PROBLEM DETAILS: Lines containing "Students" are to be counted. Give the number and nothing more.
-- START --
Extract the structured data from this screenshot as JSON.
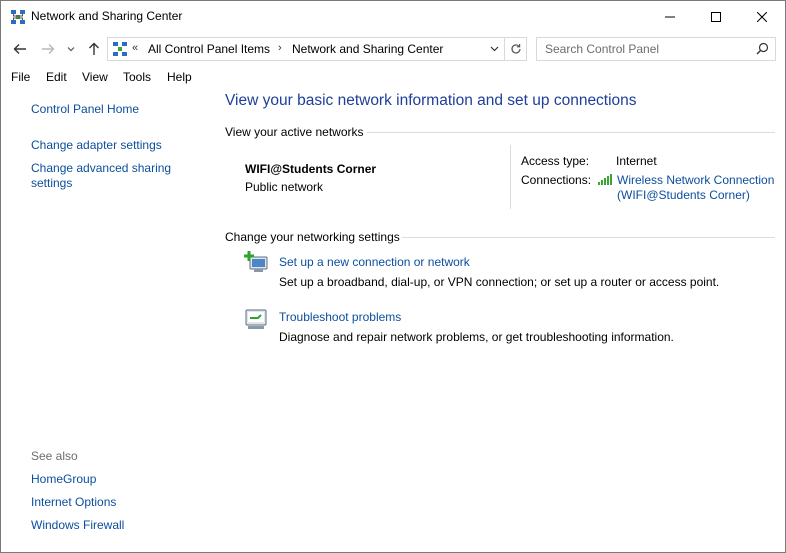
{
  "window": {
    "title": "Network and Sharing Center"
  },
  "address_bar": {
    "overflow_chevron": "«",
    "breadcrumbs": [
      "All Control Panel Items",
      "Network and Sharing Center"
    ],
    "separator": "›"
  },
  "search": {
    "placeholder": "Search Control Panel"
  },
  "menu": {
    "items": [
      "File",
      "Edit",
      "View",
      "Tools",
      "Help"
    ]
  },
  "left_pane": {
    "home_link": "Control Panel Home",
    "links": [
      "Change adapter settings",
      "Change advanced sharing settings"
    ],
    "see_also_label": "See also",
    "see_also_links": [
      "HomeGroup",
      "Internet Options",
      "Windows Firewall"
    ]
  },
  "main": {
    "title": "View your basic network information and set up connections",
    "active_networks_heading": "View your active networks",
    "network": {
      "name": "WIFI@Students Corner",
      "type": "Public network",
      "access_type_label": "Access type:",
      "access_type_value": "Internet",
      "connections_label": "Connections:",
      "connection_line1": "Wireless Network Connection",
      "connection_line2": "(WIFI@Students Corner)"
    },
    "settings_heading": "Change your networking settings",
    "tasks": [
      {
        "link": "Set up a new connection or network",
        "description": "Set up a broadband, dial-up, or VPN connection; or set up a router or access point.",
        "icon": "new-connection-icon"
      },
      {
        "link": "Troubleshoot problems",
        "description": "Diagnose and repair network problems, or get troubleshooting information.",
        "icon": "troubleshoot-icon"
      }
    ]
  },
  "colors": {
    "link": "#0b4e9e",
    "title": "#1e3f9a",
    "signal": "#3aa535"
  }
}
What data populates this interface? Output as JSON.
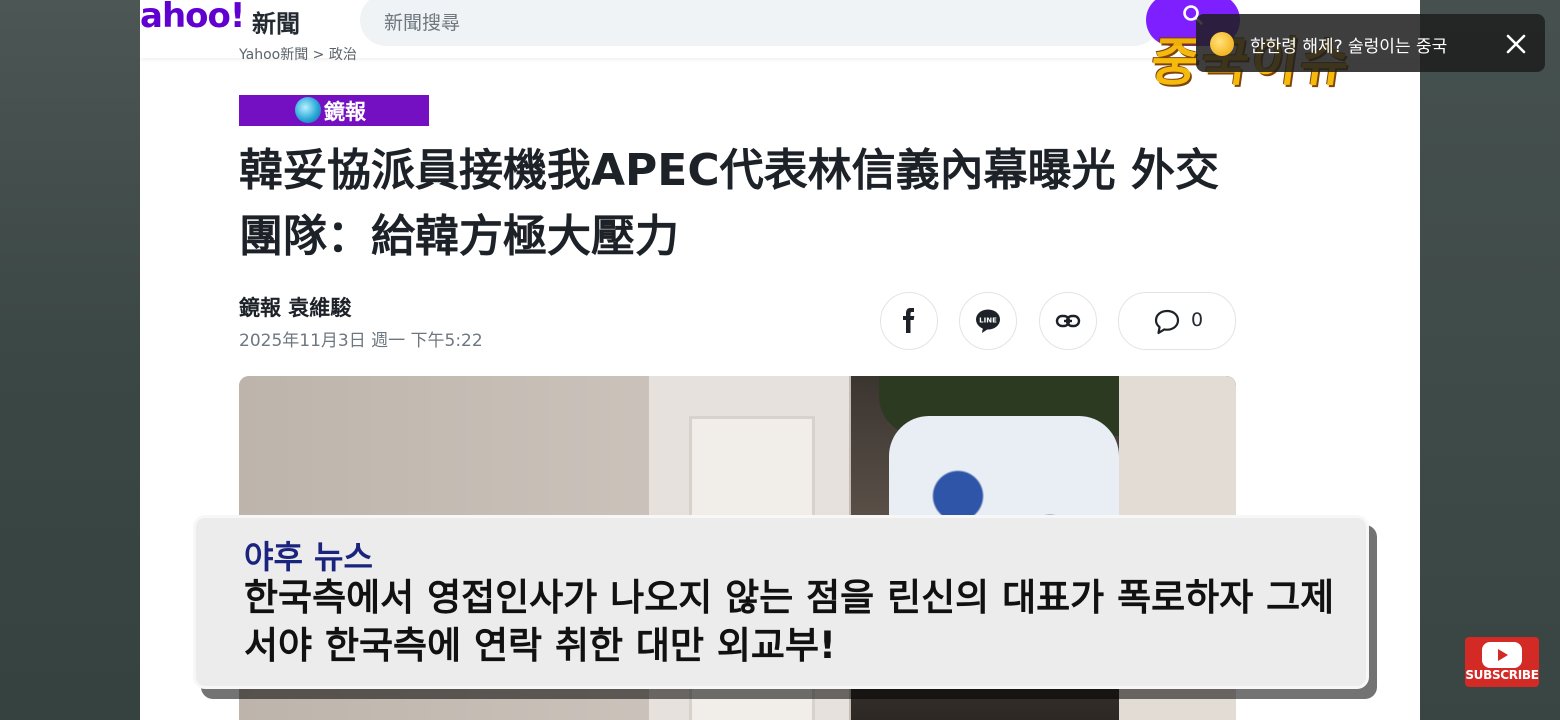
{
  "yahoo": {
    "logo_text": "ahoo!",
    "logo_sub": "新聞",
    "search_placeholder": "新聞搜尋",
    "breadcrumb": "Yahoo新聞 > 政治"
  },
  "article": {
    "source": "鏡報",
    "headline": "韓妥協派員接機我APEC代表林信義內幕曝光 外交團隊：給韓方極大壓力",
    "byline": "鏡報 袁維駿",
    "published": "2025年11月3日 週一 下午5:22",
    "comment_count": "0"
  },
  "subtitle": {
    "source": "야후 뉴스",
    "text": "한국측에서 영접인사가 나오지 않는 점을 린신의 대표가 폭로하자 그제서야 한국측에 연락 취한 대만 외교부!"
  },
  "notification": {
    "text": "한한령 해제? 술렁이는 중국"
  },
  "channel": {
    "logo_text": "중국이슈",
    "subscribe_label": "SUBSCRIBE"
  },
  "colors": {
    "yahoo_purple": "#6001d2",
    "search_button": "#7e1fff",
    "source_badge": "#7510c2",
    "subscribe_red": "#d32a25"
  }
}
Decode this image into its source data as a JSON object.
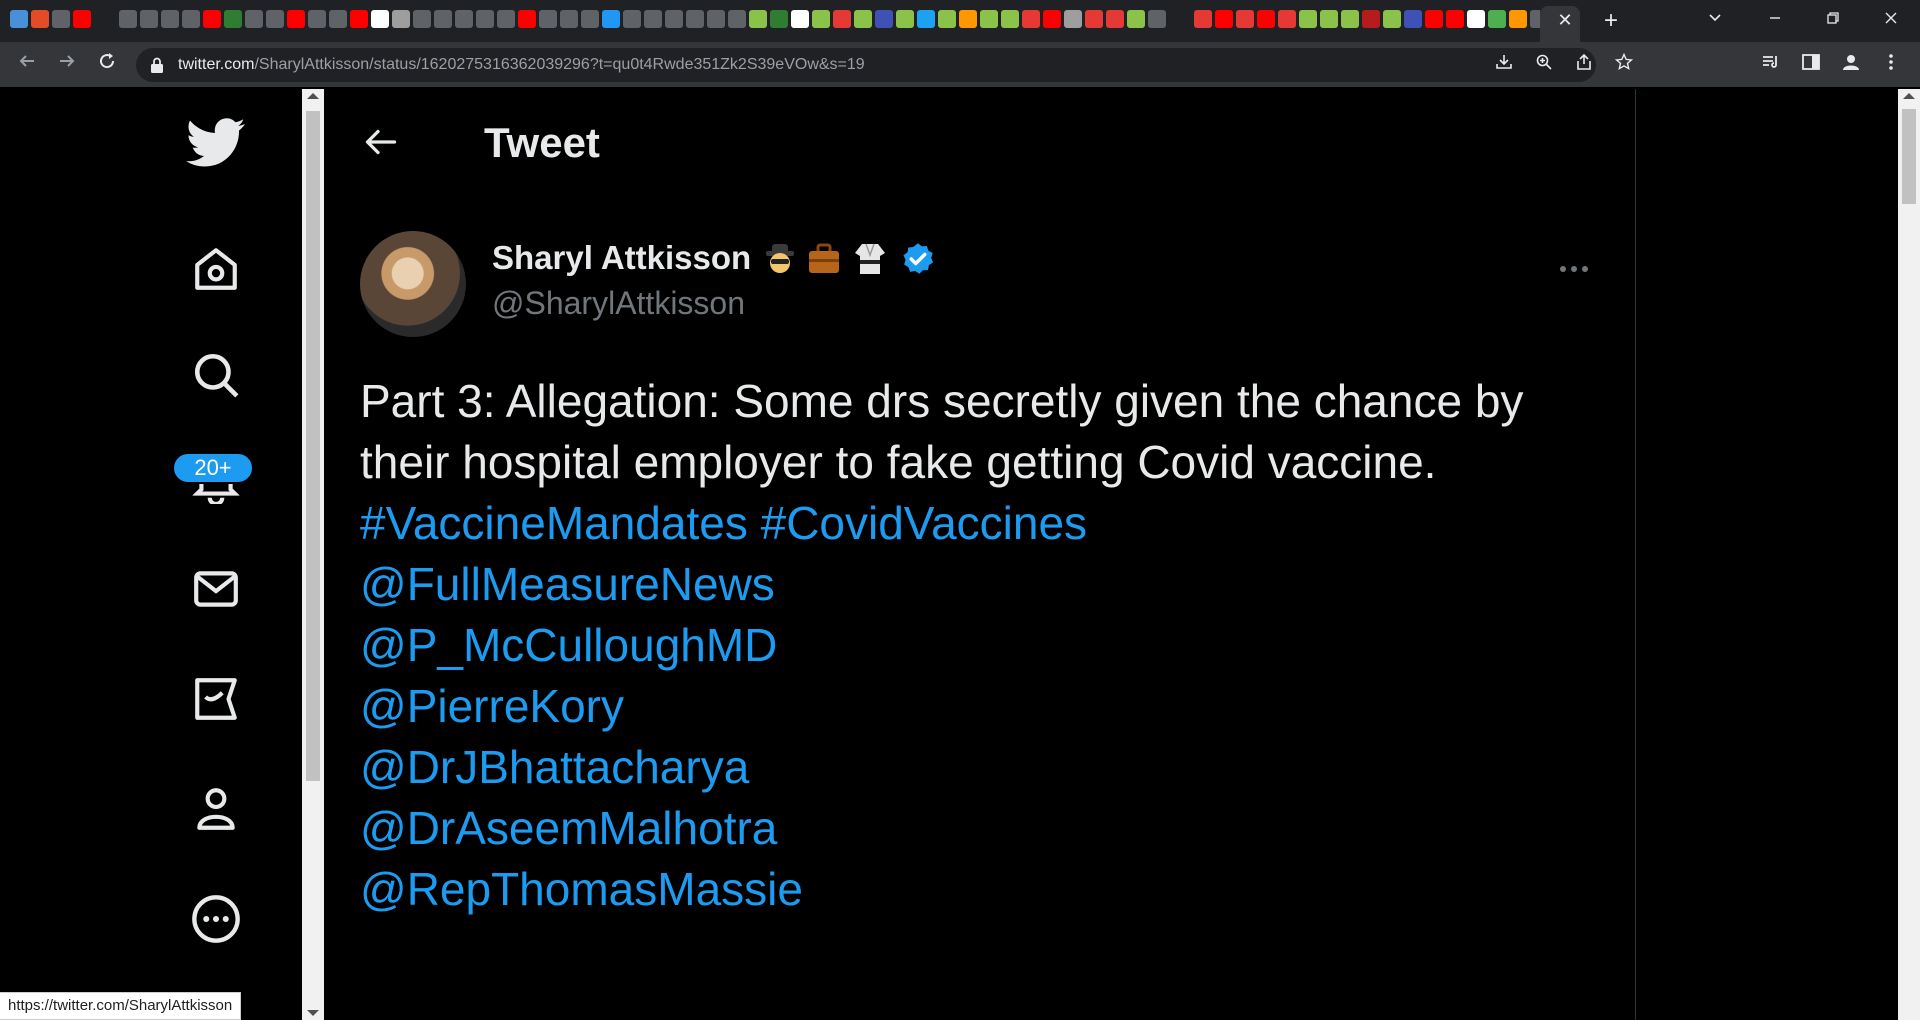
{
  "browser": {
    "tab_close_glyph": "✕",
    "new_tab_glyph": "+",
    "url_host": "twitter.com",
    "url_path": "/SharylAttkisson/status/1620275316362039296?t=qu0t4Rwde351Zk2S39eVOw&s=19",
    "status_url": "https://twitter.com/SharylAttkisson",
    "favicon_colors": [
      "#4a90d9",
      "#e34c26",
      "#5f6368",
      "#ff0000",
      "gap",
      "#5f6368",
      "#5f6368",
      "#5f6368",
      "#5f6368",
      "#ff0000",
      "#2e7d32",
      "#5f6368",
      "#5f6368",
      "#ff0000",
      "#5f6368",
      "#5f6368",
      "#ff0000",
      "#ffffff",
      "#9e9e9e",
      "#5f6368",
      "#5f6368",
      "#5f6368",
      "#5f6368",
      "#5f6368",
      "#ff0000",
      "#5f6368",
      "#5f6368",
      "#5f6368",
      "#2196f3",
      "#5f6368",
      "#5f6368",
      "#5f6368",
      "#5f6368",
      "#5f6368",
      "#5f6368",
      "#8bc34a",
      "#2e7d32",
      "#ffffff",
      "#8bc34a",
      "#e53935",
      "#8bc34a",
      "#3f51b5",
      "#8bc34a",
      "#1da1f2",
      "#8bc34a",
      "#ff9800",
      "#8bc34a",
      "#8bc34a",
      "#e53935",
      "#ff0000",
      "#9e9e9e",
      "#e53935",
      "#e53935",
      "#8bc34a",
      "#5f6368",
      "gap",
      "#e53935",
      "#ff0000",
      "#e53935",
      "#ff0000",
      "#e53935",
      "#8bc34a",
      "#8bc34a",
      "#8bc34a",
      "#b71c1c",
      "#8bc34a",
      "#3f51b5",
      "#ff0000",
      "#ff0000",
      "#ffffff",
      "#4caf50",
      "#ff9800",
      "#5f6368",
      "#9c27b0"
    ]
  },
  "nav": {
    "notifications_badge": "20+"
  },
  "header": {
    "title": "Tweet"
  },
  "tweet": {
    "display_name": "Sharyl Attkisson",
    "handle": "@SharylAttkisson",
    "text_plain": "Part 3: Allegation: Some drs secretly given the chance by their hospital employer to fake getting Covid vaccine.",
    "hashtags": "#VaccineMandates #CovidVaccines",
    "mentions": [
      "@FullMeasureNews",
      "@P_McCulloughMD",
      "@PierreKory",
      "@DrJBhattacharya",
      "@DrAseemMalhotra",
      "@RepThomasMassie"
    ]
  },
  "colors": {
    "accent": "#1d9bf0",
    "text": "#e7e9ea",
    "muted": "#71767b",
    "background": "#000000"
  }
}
-- END --
WRITTEN REPLY: 2